*Material shown:*
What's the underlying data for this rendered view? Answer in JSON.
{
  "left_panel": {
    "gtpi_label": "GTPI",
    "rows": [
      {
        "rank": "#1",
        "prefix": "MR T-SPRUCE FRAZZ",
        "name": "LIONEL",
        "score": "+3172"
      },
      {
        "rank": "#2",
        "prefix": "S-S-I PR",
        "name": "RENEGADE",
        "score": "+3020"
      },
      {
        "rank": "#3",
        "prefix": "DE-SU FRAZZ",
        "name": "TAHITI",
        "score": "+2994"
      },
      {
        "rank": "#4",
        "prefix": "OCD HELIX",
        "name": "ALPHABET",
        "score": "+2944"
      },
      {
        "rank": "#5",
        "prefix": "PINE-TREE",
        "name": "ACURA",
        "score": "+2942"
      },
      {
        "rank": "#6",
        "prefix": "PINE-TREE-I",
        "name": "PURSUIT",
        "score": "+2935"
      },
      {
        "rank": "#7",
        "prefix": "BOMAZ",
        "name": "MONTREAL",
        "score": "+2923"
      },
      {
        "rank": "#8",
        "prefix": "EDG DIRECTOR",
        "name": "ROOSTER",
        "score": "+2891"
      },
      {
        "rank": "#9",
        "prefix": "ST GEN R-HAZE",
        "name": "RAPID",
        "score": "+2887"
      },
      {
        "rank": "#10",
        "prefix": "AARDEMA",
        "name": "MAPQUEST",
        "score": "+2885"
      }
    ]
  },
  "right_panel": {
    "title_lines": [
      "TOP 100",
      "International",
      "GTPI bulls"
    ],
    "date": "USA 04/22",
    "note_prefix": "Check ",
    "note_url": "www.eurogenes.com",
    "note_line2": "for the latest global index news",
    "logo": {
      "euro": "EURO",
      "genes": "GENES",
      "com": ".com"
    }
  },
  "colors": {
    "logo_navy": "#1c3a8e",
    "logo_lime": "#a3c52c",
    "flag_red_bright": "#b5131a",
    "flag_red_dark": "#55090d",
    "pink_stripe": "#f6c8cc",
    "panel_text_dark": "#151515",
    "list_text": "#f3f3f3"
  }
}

*What is needed:*
Each line of the listing needs to be transcribed exactly.

*The answer:*
What's the underlying data for this rendered view? Answer in JSON.
{
  "left_panel": {
    "gtpi_label": "GTPI",
    "rows": [
      {
        "rank": "#1",
        "prefix": "MR T-SPRUCE FRAZZ",
        "name": "LIONEL",
        "score": "+3172"
      },
      {
        "rank": "#2",
        "prefix": "S-S-I PR",
        "name": "RENEGADE",
        "score": "+3020"
      },
      {
        "rank": "#3",
        "prefix": "DE-SU FRAZZ",
        "name": "TAHITI",
        "score": "+2994"
      },
      {
        "rank": "#4",
        "prefix": "OCD HELIX",
        "name": "ALPHABET",
        "score": "+2944"
      },
      {
        "rank": "#5",
        "prefix": "PINE-TREE",
        "name": "ACURA",
        "score": "+2942"
      },
      {
        "rank": "#6",
        "prefix": "PINE-TREE-I",
        "name": "PURSUIT",
        "score": "+2935"
      },
      {
        "rank": "#7",
        "prefix": "BOMAZ",
        "name": "MONTREAL",
        "score": "+2923"
      },
      {
        "rank": "#8",
        "prefix": "EDG DIRECTOR",
        "name": "ROOSTER",
        "score": "+2891"
      },
      {
        "rank": "#9",
        "prefix": "ST GEN R-HAZE",
        "name": "RAPID",
        "score": "+2887"
      },
      {
        "rank": "#10",
        "prefix": "AARDEMA",
        "name": "MAPQUEST",
        "score": "+2885"
      }
    ]
  },
  "right_panel": {
    "title_lines": [
      "TOP 100",
      "International",
      "GTPI bulls"
    ],
    "date": "USA 04/22",
    "note_prefix": "Check ",
    "note_url": "www.eurogenes.com",
    "note_line2": "for the latest global index news",
    "logo": {
      "euro": "EURO",
      "genes": "GENES",
      "com": ".com"
    }
  },
  "colors": {
    "logo_navy": "#1c3a8e",
    "logo_lime": "#a3c52c",
    "flag_red_bright": "#b5131a",
    "flag_red_dark": "#55090d",
    "pink_stripe": "#f6c8cc",
    "panel_text_dark": "#151515",
    "list_text": "#f3f3f3"
  }
}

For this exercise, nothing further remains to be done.